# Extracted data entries
━━━━━━━━━━━━━━━━
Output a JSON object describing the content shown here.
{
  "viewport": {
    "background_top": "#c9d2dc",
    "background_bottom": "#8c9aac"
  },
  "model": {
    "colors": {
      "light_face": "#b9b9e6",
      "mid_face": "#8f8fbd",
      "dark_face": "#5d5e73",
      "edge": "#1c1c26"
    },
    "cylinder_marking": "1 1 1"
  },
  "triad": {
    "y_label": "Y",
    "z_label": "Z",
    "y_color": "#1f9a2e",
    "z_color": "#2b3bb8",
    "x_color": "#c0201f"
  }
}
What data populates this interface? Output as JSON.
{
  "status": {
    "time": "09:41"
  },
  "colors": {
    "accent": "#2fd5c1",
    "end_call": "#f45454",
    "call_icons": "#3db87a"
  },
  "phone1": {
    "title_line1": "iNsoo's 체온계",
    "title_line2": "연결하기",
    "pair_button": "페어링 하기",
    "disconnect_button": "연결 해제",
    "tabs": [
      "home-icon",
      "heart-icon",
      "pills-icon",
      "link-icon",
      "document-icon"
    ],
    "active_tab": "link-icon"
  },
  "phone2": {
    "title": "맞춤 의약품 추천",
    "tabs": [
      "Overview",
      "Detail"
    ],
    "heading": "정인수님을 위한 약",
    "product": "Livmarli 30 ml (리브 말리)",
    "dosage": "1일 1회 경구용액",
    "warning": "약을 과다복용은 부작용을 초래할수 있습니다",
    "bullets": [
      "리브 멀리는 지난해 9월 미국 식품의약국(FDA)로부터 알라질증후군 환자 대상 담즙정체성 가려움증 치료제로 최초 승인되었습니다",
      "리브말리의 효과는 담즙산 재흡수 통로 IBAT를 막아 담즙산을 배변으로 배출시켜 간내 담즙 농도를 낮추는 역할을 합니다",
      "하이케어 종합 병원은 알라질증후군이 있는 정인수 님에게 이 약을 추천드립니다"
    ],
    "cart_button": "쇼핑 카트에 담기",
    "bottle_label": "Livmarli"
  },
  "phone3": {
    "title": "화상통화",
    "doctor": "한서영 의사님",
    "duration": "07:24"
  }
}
━━━━━━━━━━━━━━━━
Copy out the whole listing, exactly as written.

Output a JSON object describing the content shown here.
{
  "viewport": {
    "background_top": "#c9d2dc",
    "background_bottom": "#8c9aac"
  },
  "model": {
    "colors": {
      "light_face": "#b9b9e6",
      "mid_face": "#8f8fbd",
      "dark_face": "#5d5e73",
      "edge": "#1c1c26"
    },
    "cylinder_marking": "1 1 1"
  },
  "triad": {
    "y_label": "Y",
    "z_label": "Z",
    "y_color": "#1f9a2e",
    "z_color": "#2b3bb8",
    "x_color": "#c0201f"
  }
}
What data populates this interface? Output as JSON.
{
  "status": {
    "time": "09:41"
  },
  "colors": {
    "accent": "#2fd5c1",
    "end_call": "#f45454",
    "call_icons": "#3db87a"
  },
  "phone1": {
    "title_line1": "iNsoo's 체온계",
    "title_line2": "연결하기",
    "pair_button": "페어링 하기",
    "disconnect_button": "연결 해제",
    "tabs": [
      "home-icon",
      "heart-icon",
      "pills-icon",
      "link-icon",
      "document-icon"
    ],
    "active_tab": "link-icon"
  },
  "phone2": {
    "title": "맞춤 의약품 추천",
    "tabs": [
      "Overview",
      "Detail"
    ],
    "heading": "정인수님을 위한 약",
    "product": "Livmarli 30 ml (리브 말리)",
    "dosage": "1일 1회 경구용액",
    "warning": "약을 과다복용은 부작용을 초래할수 있습니다",
    "bullets": [
      "리브 멀리는 지난해 9월 미국 식품의약국(FDA)로부터 알라질증후군 환자 대상 담즙정체성 가려움증 치료제로 최초 승인되었습니다",
      "리브말리의 효과는 담즙산 재흡수 통로 IBAT를 막아 담즙산을 배변으로 배출시켜 간내 담즙 농도를 낮추는 역할을 합니다",
      "하이케어 종합 병원은 알라질증후군이 있는 정인수 님에게 이 약을 추천드립니다"
    ],
    "cart_button": "쇼핑 카트에 담기",
    "bottle_label": "Livmarli"
  },
  "phone3": {
    "title": "화상통화",
    "doctor": "한서영 의사님",
    "duration": "07:24"
  }
}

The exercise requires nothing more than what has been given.